CE QUI EST DEMANDÉ: Mettez à jour, s'il vous plaît, le passage de l'extrait sur le budget de 1837 qui part de "De ce nombre" et va jusqu'à "le crédit d'Alger." inclus : recopiez-le en remplaçant "séance" par "réunion".

EXTRAIT DE PAGE:

-=-=-=-=-

Crédits supplémentaires demandés pour Alger sur l'exercice 1837. — Question des chemins de fer.- Projets adoptés. — Ajournement des grandes lignes. Reprise de la discussion des budgets particuliers des finances, de la guerre, des travaux publics et de l'intérieur. — Vote général des dépenses et des recettes.-CHAMBRE DES PAIRS.- Adoption du budget. - Clôture et résultats de la session.

Plusieurs fois, depuis l'ouverture de la discussion du budget, des membres ou même des ministres l'avaient interrompue, pour demander qu'on mît à l'ordre du jour divers projets d'urgence, d'intérêt général ou particulier, dont la remise après l'adoption du budget équivalait à un ajournement indéfini ; car il n'était pas probable qu'après une session si longue, il resterait assez de députés à Paris pour continuer les délibérations.

De ce nombre étaient le supplément de crédit extraordinaire, demandé dans la séance du 8 mai, pour l'occupation du territoire d'Alger, et les projets déjà rapportés pour l'établissement de plusieurs chemins de fer sur divers points du royaume. La priorité de discussion, vivement disputée, lear avait été assignée après celle du budget de l'instruction publique, en commençant par le crédit d'Alger.

9 juin. Le crédit demandé était de 14,658,227 fr., dont 6,000,000 environ étaient destinés à faire les frais de la nouvelle expédition projetée sur Constantine. Le ministre de la guerre, en faisant cette demande, assurait que le projet du Gouvernement n'était point de conquérir, ni d'enlever aucune portion du territoire à ceux qui l'occupent, pas même l'influence acquise aux chefs arabes. Il ne voulait user du droit

de la guerre, qu'à l'égard de ceux qui continueraient à nous être hostiles.

-=-=-=-=-

LIGNES DE DONNÉES:

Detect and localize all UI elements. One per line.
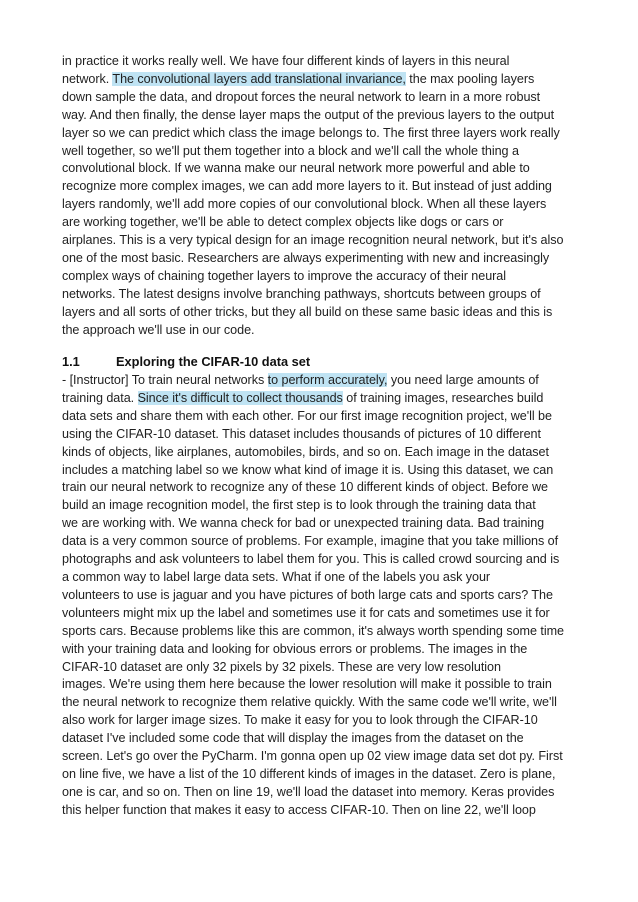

-=-=-=-=-

SOLUTION PROPOSÉE:
De ce nombre étaient le supplément de crédit extraordinaire, demandé dans la réunion du 8 mai, pour l'occupation du territoire d'Alger, et les projets déjà rapportés pour l'établissement de plusieurs chemins de fer sur divers points du royaume. La priorité de discussion, vivement disputée, lear avait été assignée après celle du budget de l'instruction publique, en commençant par le crédit d'Alger.